▸ **AIM**: Without the pictures, reproduce the records that follow exactly.

▸ **PROVIDED RECORDS**:

#####

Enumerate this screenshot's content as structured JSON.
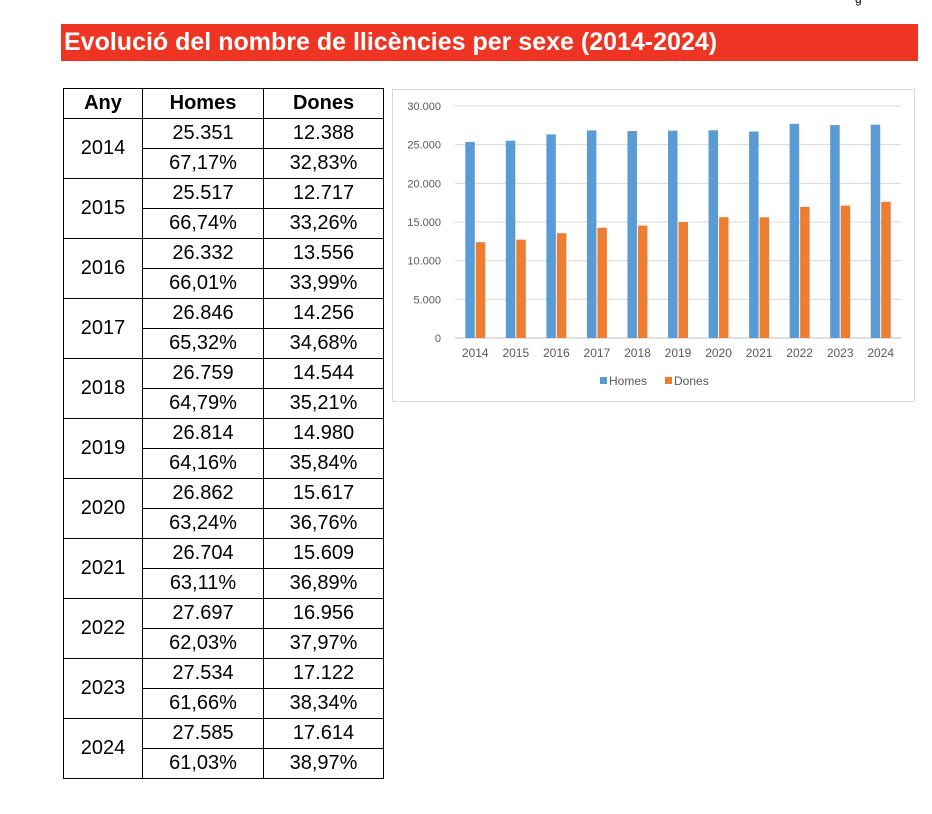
{
  "page": {
    "corner_mark": "g",
    "title": "Evolució del nombre de llicències per sexe (2014-2024)"
  },
  "table": {
    "headers": [
      "Any",
      "Homes",
      "Dones"
    ],
    "rows": [
      {
        "year": "2014",
        "men": "25.351",
        "women": "12.388",
        "men_pct": "67,17%",
        "women_pct": "32,83%"
      },
      {
        "year": "2015",
        "men": "25.517",
        "women": "12.717",
        "men_pct": "66,74%",
        "women_pct": "33,26%"
      },
      {
        "year": "2016",
        "men": "26.332",
        "women": "13.556",
        "men_pct": "66,01%",
        "women_pct": "33,99%"
      },
      {
        "year": "2017",
        "men": "26.846",
        "women": "14.256",
        "men_pct": "65,32%",
        "women_pct": "34,68%"
      },
      {
        "year": "2018",
        "men": "26.759",
        "women": "14.544",
        "men_pct": "64,79%",
        "women_pct": "35,21%"
      },
      {
        "year": "2019",
        "men": "26.814",
        "women": "14.980",
        "men_pct": "64,16%",
        "women_pct": "35,84%"
      },
      {
        "year": "2020",
        "men": "26.862",
        "women": "15.617",
        "men_pct": "63,24%",
        "women_pct": "36,76%"
      },
      {
        "year": "2021",
        "men": "26.704",
        "women": "15.609",
        "men_pct": "63,11%",
        "women_pct": "36,89%"
      },
      {
        "year": "2022",
        "men": "27.697",
        "women": "16.956",
        "men_pct": "62,03%",
        "women_pct": "37,97%"
      },
      {
        "year": "2023",
        "men": "27.534",
        "women": "17.122",
        "men_pct": "61,66%",
        "women_pct": "38,34%"
      },
      {
        "year": "2024",
        "men": "27.585",
        "women": "17.614",
        "men_pct": "61,03%",
        "women_pct": "38,97%"
      }
    ]
  },
  "chart_data": {
    "type": "bar",
    "categories": [
      "2014",
      "2015",
      "2016",
      "2017",
      "2018",
      "2019",
      "2020",
      "2021",
      "2022",
      "2023",
      "2024"
    ],
    "series": [
      {
        "name": "Homes",
        "color": "#5b9bd5",
        "values": [
          25351,
          25517,
          26332,
          26846,
          26759,
          26814,
          26862,
          26704,
          27697,
          27534,
          27585
        ]
      },
      {
        "name": "Dones",
        "color": "#ed7d31",
        "values": [
          12388,
          12717,
          13556,
          14256,
          14544,
          14980,
          15617,
          15609,
          16956,
          17122,
          17614
        ]
      }
    ],
    "y_ticks": [
      "0",
      "5.000",
      "10.000",
      "15.000",
      "20.000",
      "25.000",
      "30.000"
    ],
    "ylim": [
      0,
      30000
    ],
    "grid": true,
    "legend_position": "bottom",
    "title": "",
    "xlabel": "",
    "ylabel": ""
  }
}
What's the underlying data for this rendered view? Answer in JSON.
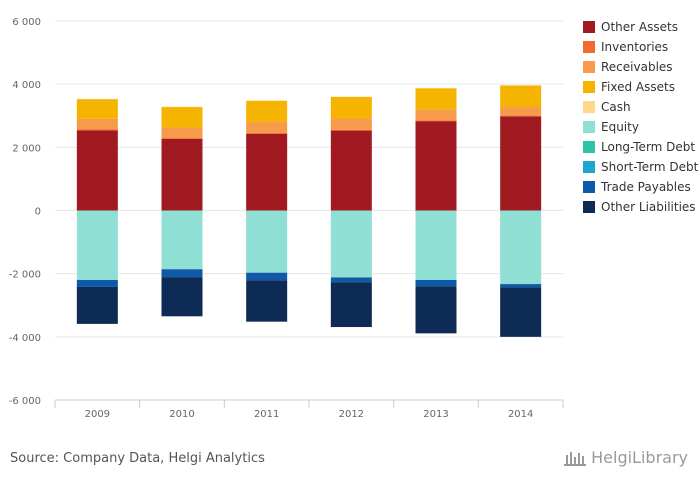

#####

▸ **ANSWER TO THIS EXERCISE**:
Enumerate this screenshot's content as structured JSON.
{
  "page": {
    "corner_mark": "g",
    "title": "Evolució del nombre de llicències per sexe (2014-2024)"
  },
  "table": {
    "headers": [
      "Any",
      "Homes",
      "Dones"
    ],
    "rows": [
      {
        "year": "2014",
        "men": "25.351",
        "women": "12.388",
        "men_pct": "67,17%",
        "women_pct": "32,83%"
      },
      {
        "year": "2015",
        "men": "25.517",
        "women": "12.717",
        "men_pct": "66,74%",
        "women_pct": "33,26%"
      },
      {
        "year": "2016",
        "men": "26.332",
        "women": "13.556",
        "men_pct": "66,01%",
        "women_pct": "33,99%"
      },
      {
        "year": "2017",
        "men": "26.846",
        "women": "14.256",
        "men_pct": "65,32%",
        "women_pct": "34,68%"
      },
      {
        "year": "2018",
        "men": "26.759",
        "women": "14.544",
        "men_pct": "64,79%",
        "women_pct": "35,21%"
      },
      {
        "year": "2019",
        "men": "26.814",
        "women": "14.980",
        "men_pct": "64,16%",
        "women_pct": "35,84%"
      },
      {
        "year": "2020",
        "men": "26.862",
        "women": "15.617",
        "men_pct": "63,24%",
        "women_pct": "36,76%"
      },
      {
        "year": "2021",
        "men": "26.704",
        "women": "15.609",
        "men_pct": "63,11%",
        "women_pct": "36,89%"
      },
      {
        "year": "2022",
        "men": "27.697",
        "women": "16.956",
        "men_pct": "62,03%",
        "women_pct": "37,97%"
      },
      {
        "year": "2023",
        "men": "27.534",
        "women": "17.122",
        "men_pct": "61,66%",
        "women_pct": "38,34%"
      },
      {
        "year": "2024",
        "men": "27.585",
        "women": "17.614",
        "men_pct": "61,03%",
        "women_pct": "38,97%"
      }
    ]
  },
  "chart_data": {
    "type": "bar",
    "categories": [
      "2014",
      "2015",
      "2016",
      "2017",
      "2018",
      "2019",
      "2020",
      "2021",
      "2022",
      "2023",
      "2024"
    ],
    "series": [
      {
        "name": "Homes",
        "color": "#5b9bd5",
        "values": [
          25351,
          25517,
          26332,
          26846,
          26759,
          26814,
          26862,
          26704,
          27697,
          27534,
          27585
        ]
      },
      {
        "name": "Dones",
        "color": "#ed7d31",
        "values": [
          12388,
          12717,
          13556,
          14256,
          14544,
          14980,
          15617,
          15609,
          16956,
          17122,
          17614
        ]
      }
    ],
    "y_ticks": [
      "0",
      "5.000",
      "10.000",
      "15.000",
      "20.000",
      "25.000",
      "30.000"
    ],
    "ylim": [
      0,
      30000
    ],
    "grid": true,
    "legend_position": "bottom",
    "title": "",
    "xlabel": "",
    "ylabel": ""
  }
}
What's the underlying data for this rendered view? Answer in JSON.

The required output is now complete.